** start RECORD LIST **

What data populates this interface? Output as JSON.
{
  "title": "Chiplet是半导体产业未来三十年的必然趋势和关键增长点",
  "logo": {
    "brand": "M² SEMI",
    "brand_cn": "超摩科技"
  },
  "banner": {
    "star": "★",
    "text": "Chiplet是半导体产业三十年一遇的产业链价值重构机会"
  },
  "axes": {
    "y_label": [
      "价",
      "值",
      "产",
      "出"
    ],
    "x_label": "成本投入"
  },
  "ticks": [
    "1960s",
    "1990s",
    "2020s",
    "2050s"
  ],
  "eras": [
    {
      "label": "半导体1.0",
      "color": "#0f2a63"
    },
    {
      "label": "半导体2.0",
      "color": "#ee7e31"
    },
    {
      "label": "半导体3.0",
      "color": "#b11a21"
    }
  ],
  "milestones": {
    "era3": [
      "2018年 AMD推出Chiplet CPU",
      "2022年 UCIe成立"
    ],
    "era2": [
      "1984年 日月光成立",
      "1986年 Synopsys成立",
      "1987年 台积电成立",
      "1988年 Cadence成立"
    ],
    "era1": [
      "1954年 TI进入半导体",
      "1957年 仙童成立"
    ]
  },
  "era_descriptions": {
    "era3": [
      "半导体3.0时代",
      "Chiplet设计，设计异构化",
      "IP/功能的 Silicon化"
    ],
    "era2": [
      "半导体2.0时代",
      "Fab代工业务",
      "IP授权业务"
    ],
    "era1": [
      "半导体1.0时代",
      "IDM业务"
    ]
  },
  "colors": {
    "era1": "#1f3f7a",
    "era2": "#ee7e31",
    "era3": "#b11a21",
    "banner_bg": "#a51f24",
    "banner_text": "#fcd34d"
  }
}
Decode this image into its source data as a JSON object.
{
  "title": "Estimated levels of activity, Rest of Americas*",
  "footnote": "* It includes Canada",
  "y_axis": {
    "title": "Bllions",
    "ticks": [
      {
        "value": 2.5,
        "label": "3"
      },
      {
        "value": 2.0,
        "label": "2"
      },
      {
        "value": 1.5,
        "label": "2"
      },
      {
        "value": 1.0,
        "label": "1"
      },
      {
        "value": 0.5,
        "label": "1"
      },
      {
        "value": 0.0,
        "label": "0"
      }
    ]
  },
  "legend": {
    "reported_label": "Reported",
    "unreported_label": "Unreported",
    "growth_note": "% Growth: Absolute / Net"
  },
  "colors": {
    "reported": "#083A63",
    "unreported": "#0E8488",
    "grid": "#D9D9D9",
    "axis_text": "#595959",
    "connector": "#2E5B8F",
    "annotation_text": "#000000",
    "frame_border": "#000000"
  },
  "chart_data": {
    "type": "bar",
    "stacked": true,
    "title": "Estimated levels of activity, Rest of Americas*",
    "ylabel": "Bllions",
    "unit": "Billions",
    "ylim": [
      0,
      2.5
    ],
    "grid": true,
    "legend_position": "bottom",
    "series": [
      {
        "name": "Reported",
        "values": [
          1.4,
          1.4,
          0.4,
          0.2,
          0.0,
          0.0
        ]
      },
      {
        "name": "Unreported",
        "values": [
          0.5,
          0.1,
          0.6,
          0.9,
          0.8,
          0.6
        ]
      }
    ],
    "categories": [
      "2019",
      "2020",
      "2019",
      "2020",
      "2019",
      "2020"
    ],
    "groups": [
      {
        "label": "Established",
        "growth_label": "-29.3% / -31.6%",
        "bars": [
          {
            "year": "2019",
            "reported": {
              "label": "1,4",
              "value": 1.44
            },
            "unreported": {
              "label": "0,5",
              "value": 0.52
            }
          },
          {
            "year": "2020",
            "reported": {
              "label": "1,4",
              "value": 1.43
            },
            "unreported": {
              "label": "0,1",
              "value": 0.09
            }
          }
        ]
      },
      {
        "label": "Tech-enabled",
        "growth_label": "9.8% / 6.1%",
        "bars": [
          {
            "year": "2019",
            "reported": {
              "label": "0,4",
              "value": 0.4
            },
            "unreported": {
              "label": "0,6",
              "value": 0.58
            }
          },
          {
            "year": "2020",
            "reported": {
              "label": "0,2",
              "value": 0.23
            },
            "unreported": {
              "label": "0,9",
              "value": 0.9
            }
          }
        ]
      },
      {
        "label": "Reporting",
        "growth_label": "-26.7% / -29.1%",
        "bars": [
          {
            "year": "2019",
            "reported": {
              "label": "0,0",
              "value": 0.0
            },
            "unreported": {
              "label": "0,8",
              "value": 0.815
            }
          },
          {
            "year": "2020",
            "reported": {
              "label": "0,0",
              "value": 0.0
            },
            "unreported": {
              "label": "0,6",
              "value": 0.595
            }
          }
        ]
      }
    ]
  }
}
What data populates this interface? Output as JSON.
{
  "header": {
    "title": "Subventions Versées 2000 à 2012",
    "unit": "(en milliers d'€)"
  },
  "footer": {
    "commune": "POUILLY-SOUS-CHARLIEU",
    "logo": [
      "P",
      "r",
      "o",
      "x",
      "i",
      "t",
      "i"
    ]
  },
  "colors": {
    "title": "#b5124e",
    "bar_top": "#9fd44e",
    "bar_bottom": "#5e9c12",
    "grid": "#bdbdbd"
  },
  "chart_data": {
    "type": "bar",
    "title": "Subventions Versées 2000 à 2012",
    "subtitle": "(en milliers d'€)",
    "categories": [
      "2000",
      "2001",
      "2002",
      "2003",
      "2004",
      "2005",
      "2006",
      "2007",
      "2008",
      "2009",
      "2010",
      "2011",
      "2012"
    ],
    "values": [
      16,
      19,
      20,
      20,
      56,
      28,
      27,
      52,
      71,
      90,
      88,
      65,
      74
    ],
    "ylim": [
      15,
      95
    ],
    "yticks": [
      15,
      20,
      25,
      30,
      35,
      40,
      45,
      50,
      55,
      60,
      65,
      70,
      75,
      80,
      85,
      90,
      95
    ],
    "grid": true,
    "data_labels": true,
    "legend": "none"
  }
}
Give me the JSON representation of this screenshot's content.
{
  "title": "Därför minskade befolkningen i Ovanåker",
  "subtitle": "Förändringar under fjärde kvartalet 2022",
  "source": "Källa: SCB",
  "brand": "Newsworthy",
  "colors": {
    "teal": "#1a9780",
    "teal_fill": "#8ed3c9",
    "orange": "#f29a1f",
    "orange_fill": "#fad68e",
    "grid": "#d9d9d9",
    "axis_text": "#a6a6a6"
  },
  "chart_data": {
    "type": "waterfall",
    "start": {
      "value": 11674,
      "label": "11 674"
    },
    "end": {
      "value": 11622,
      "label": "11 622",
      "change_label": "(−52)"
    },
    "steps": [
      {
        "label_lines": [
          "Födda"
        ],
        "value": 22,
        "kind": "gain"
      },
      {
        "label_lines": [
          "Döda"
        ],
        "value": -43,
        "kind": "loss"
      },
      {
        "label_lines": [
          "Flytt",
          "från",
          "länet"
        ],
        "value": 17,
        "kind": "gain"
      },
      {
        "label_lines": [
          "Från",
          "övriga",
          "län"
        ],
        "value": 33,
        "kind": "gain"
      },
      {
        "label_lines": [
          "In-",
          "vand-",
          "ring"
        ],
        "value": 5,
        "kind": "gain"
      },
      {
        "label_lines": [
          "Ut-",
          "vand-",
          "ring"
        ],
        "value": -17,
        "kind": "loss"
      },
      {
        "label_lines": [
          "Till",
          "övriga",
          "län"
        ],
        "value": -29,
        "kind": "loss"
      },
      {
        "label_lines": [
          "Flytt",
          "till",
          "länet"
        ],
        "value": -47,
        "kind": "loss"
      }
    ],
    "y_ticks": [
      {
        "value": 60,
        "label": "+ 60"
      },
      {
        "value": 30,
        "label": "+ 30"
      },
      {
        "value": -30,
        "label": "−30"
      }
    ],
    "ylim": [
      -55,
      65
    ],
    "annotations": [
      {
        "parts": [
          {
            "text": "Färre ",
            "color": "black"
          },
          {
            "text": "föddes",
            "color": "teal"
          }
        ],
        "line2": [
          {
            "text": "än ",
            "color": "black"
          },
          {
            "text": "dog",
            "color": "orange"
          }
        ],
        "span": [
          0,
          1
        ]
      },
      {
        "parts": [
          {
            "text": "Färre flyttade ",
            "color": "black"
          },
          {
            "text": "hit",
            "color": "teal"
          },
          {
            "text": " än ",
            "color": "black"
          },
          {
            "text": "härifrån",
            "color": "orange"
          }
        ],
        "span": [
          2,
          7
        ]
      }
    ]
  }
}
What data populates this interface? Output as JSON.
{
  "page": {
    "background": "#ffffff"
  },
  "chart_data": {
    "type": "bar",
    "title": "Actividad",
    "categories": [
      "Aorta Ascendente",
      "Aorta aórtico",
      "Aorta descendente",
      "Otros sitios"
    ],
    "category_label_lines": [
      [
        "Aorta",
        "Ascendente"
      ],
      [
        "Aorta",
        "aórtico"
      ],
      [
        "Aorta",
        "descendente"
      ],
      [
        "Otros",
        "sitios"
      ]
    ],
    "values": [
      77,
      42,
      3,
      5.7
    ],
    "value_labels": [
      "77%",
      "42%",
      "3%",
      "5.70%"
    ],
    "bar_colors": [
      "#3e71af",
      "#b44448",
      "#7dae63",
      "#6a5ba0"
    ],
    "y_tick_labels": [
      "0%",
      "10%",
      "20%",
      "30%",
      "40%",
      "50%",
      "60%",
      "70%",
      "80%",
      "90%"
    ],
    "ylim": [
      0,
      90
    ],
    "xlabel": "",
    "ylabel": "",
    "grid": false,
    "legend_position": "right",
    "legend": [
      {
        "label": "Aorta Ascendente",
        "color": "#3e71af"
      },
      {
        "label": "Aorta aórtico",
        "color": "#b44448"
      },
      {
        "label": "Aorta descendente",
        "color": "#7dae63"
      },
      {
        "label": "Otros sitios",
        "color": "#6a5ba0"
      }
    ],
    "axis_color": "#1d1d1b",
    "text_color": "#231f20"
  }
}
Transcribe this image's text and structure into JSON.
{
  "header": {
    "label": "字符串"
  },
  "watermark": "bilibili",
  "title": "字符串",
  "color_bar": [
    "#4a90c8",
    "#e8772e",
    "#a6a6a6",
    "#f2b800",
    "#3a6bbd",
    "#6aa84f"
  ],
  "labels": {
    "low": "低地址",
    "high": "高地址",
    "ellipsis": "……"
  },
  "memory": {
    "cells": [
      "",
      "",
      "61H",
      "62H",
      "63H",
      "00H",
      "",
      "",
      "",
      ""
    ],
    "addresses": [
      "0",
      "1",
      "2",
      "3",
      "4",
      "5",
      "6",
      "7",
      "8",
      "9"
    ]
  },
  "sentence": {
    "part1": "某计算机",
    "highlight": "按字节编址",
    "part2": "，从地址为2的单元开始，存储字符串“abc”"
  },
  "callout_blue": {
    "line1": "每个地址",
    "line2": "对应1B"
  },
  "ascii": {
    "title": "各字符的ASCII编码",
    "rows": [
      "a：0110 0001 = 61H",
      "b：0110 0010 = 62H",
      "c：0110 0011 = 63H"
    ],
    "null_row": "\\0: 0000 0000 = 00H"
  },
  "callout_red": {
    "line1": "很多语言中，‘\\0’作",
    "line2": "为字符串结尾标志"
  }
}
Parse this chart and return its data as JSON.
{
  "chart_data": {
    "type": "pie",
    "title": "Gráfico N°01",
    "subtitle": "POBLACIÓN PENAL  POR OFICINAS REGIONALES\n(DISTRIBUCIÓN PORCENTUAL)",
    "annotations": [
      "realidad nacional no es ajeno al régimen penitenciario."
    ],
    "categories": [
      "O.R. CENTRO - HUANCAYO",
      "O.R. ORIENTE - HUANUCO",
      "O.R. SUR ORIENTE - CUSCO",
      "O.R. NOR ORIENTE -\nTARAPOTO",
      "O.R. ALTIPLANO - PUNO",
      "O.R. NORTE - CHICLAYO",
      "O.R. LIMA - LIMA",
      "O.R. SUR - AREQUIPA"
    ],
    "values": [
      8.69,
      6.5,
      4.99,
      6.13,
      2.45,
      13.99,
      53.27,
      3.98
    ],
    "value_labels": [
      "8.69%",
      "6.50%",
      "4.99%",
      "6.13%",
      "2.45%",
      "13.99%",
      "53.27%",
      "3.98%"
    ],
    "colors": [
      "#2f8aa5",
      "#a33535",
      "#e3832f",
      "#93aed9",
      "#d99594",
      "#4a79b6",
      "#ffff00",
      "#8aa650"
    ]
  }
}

** end RECORD LIST **

* **TASK DESCRIPTION**: Which lines contain the word "Ascendente"? Copy each one.

* **FULL ANSWER**:
      "Aorta Ascendente",
        "Ascendente"
        "label": "Aorta Ascendente",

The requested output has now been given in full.